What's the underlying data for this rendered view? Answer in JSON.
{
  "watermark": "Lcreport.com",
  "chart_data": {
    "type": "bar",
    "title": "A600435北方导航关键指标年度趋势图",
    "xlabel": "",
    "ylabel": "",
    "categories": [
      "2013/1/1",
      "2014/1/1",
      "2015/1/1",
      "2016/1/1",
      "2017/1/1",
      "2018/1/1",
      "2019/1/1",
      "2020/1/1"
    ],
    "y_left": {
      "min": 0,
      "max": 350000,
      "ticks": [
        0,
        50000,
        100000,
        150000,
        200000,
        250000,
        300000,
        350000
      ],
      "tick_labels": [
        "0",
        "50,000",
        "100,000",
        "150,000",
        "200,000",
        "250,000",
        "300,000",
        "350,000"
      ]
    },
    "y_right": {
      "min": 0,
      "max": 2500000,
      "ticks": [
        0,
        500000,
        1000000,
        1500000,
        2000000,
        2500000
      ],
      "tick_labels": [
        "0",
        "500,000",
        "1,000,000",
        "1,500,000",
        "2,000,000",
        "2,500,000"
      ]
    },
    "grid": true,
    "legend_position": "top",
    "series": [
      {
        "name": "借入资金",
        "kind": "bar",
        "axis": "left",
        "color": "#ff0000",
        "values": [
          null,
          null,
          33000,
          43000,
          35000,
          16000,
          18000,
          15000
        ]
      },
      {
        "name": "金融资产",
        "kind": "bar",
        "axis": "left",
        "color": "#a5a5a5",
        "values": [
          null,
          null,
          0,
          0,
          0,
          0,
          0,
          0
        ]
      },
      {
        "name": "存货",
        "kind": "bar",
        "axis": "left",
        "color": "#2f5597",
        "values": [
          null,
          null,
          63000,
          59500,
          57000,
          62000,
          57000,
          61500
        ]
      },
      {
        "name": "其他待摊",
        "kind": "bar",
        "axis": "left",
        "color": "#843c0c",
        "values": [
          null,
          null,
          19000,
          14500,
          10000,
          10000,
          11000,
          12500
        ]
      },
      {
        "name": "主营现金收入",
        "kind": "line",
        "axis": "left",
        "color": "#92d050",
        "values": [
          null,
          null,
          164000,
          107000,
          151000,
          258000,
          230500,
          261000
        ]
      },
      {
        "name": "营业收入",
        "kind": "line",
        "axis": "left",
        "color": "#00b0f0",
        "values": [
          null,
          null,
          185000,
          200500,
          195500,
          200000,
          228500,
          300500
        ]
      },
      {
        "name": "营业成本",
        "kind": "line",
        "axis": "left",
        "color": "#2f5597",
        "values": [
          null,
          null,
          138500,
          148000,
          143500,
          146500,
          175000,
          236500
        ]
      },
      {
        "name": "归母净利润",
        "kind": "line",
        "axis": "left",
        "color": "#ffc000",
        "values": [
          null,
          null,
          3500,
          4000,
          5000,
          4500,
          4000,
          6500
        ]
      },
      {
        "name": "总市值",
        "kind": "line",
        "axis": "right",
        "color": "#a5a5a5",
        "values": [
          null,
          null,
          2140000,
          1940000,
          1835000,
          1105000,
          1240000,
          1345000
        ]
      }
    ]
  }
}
● ● ● ● ● ● ●
_TASK TO CARRY OUT:_ Retype every record above exactly as written.

_WRITTEN ANSWER:_
What's the underlying data for this rendered view? Answer in JSON.
{
  "watermark": "Lcreport.com",
  "chart_data": {
    "type": "bar",
    "title": "A600435北方导航关键指标年度趋势图",
    "xlabel": "",
    "ylabel": "",
    "categories": [
      "2013/1/1",
      "2014/1/1",
      "2015/1/1",
      "2016/1/1",
      "2017/1/1",
      "2018/1/1",
      "2019/1/1",
      "2020/1/1"
    ],
    "y_left": {
      "min": 0,
      "max": 350000,
      "ticks": [
        0,
        50000,
        100000,
        150000,
        200000,
        250000,
        300000,
        350000
      ],
      "tick_labels": [
        "0",
        "50,000",
        "100,000",
        "150,000",
        "200,000",
        "250,000",
        "300,000",
        "350,000"
      ]
    },
    "y_right": {
      "min": 0,
      "max": 2500000,
      "ticks": [
        0,
        500000,
        1000000,
        1500000,
        2000000,
        2500000
      ],
      "tick_labels": [
        "0",
        "500,000",
        "1,000,000",
        "1,500,000",
        "2,000,000",
        "2,500,000"
      ]
    },
    "grid": true,
    "legend_position": "top",
    "series": [
      {
        "name": "借入资金",
        "kind": "bar",
        "axis": "left",
        "color": "#ff0000",
        "values": [
          null,
          null,
          33000,
          43000,
          35000,
          16000,
          18000,
          15000
        ]
      },
      {
        "name": "金融资产",
        "kind": "bar",
        "axis": "left",
        "color": "#a5a5a5",
        "values": [
          null,
          null,
          0,
          0,
          0,
          0,
          0,
          0
        ]
      },
      {
        "name": "存货",
        "kind": "bar",
        "axis": "left",
        "color": "#2f5597",
        "values": [
          null,
          null,
          63000,
          59500,
          57000,
          62000,
          57000,
          61500
        ]
      },
      {
        "name": "其他待摊",
        "kind": "bar",
        "axis": "left",
        "color": "#843c0c",
        "values": [
          null,
          null,
          19000,
          14500,
          10000,
          10000,
          11000,
          12500
        ]
      },
      {
        "name": "主营现金收入",
        "kind": "line",
        "axis": "left",
        "color": "#92d050",
        "values": [
          null,
          null,
          164000,
          107000,
          151000,
          258000,
          230500,
          261000
        ]
      },
      {
        "name": "营业收入",
        "kind": "line",
        "axis": "left",
        "color": "#00b0f0",
        "values": [
          null,
          null,
          185000,
          200500,
          195500,
          200000,
          228500,
          300500
        ]
      },
      {
        "name": "营业成本",
        "kind": "line",
        "axis": "left",
        "color": "#2f5597",
        "values": [
          null,
          null,
          138500,
          148000,
          143500,
          146500,
          175000,
          236500
        ]
      },
      {
        "name": "归母净利润",
        "kind": "line",
        "axis": "left",
        "color": "#ffc000",
        "values": [
          null,
          null,
          3500,
          4000,
          5000,
          4500,
          4000,
          6500
        ]
      },
      {
        "name": "总市值",
        "kind": "line",
        "axis": "right",
        "color": "#a5a5a5",
        "values": [
          null,
          null,
          2140000,
          1940000,
          1835000,
          1105000,
          1240000,
          1345000
        ]
      }
    ]
  }
}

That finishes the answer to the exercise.